Since CSV files are intrinsically two-dimensional (i.e. lines and columns), for three-dimensional outputs (e.g. BS or QS) or four-dimensional outputs (e.g. BS_CRD or BS_LBD), the first few dimensions are stacked on top of one another. For example, the output shape (4 subsets, 2 samples, 5 thresholds, 3 components) is stored into a CSV file containing 40 lines and three columns (where the first five lines correspond to the five thresholds of the first subset and the first sample, the five following lines to the first subset and the second sample, the five following lines to the second subset and the first sample, and so on).

Note

For multisite metrics, a single file with prefix multisite is generated.

-h, --help

Print this help message and exit.

Examples

$ evalhyd evalp "./q_obs" "./q_prd" "BS" "BS_LBD" --q_thr "./q_thr" --events "high"
{{{{{ 0.222222,  0.133333}}}}}
{{{{{{ 0.072222,  0.027778,  0.177778},
     { 0.072222,  0.027778,  0.088889}}}}}}
$ evalhyd evalp "./q_obs" "./q_prd" "CRPS_FROM_QS"
{{{{ 0.241935}}}}
$ evalhyd evalp "./q_obs" "./q_prd" "CRPS_FROM_QS" --t_msk "./t_msk"
{{{{ 0.1875}}}}

▶ **INPUT DATA**
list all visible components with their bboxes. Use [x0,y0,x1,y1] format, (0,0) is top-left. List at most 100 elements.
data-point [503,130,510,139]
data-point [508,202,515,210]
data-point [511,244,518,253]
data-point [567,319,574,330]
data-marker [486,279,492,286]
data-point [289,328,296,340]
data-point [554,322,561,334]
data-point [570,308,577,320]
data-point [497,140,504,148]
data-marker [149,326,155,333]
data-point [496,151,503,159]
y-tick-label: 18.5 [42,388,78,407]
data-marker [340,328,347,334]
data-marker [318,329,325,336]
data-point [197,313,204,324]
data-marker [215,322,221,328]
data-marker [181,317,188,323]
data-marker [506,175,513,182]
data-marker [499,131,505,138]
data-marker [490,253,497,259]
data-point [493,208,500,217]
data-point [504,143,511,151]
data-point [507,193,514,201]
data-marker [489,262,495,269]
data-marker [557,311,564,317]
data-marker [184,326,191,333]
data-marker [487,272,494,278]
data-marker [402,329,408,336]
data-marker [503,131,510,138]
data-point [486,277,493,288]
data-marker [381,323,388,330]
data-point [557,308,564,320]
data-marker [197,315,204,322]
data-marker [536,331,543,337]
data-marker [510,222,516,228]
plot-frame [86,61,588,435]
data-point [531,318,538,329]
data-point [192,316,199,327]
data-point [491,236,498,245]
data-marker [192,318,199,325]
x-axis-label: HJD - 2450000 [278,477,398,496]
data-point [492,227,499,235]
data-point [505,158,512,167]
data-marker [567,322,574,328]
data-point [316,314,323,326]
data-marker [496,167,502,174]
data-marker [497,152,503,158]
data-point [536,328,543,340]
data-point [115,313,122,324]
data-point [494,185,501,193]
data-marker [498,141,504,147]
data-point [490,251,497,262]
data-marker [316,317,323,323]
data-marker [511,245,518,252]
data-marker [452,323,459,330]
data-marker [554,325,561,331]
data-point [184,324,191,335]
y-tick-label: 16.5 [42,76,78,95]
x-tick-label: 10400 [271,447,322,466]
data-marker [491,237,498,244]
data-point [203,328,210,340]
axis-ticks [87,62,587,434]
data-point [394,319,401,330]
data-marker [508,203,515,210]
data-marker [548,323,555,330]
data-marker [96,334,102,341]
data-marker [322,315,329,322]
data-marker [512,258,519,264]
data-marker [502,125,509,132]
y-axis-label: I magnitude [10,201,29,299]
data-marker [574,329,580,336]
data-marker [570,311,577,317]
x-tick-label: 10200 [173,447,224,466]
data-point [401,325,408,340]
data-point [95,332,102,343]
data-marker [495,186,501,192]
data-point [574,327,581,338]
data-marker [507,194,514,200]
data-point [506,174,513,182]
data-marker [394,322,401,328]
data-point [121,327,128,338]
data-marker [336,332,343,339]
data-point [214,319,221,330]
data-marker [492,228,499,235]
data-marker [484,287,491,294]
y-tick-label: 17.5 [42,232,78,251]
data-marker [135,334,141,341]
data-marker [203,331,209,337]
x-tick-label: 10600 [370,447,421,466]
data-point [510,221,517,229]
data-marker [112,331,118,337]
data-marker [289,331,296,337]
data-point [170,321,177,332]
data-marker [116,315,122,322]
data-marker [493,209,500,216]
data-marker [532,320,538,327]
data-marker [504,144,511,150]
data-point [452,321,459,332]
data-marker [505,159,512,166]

▶ **WHAT THE TASK ASKS**
According to the evalhyd text, how many lines and columns does the CSV file have for an output of shape (4 subsets, 2 samples, 5 thresholds, 3 components)? Answer using only the evalhyd text, not the data.

▶ **PROBLEM SOLUTION**
It has 40 lines and three columns.